> **Written request**
Update the lines from the one containing "Localize all elements." down to the one containing "bar-side bbox=[170, 40, 185, 290]" by changing "y-tick-label" to "y-axis-tick" and leaving everything else the same. Give back only those lines, without the pictures.

> **Excerpted records**

# # # # #

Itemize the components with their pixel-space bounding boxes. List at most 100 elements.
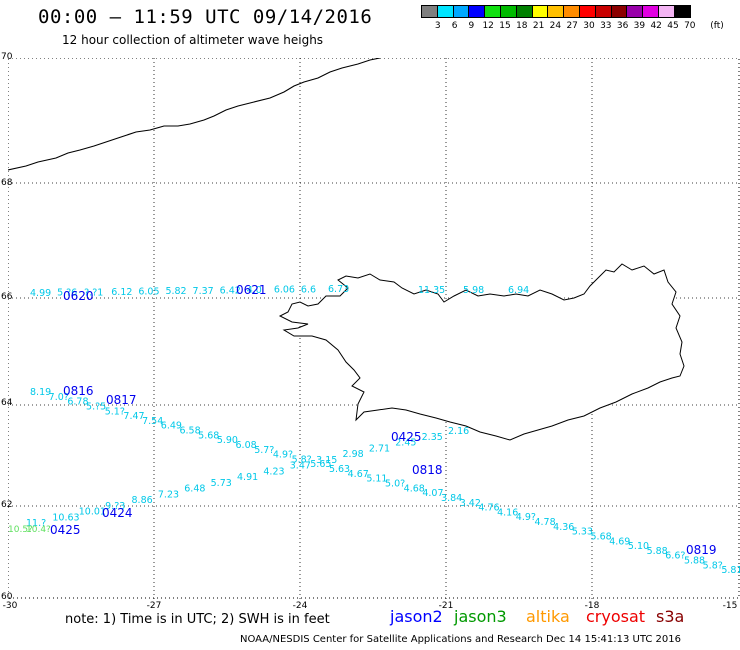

# # # # #

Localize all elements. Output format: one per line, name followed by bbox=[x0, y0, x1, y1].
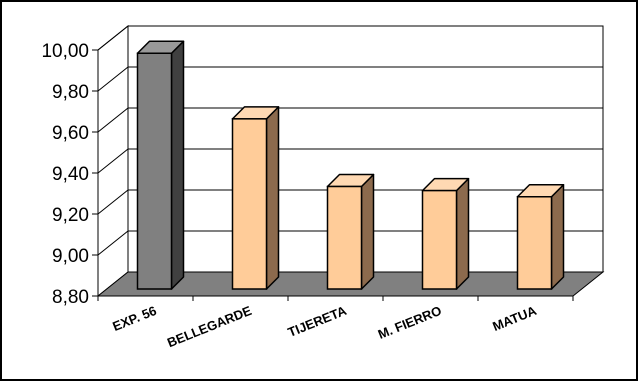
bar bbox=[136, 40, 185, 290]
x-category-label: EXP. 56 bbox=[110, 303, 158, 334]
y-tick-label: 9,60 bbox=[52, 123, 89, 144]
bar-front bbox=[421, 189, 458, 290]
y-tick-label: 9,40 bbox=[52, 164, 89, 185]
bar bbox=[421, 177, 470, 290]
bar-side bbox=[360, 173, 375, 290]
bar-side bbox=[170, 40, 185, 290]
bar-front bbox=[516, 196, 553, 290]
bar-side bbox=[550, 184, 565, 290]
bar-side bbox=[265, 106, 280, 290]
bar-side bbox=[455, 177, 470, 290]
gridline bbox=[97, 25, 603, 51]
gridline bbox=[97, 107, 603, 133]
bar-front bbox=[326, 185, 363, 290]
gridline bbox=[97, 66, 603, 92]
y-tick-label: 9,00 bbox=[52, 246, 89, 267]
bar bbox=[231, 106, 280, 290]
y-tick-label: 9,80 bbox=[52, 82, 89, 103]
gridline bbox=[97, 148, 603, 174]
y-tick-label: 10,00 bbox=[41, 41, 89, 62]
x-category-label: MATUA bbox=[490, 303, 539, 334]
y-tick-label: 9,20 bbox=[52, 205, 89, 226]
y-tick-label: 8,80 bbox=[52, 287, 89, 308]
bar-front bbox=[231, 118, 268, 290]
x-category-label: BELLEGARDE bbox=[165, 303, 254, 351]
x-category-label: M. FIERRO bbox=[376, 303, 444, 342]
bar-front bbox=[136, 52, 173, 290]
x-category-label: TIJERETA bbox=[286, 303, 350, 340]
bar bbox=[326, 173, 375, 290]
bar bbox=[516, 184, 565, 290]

# # # # #

> **The response**
Localize all elements. Output format: one per line, name followed by bbox=[x0, y0, x1, y1].
bar bbox=[136, 40, 185, 290]
x-category-label: EXP. 56 bbox=[110, 303, 158, 334]
y-axis-tick: 9,60 bbox=[52, 123, 89, 144]
bar-front bbox=[421, 189, 458, 290]
y-axis-tick: 9,40 bbox=[52, 164, 89, 185]
bar bbox=[421, 177, 470, 290]
bar-side bbox=[360, 173, 375, 290]
bar-side bbox=[170, 40, 185, 290]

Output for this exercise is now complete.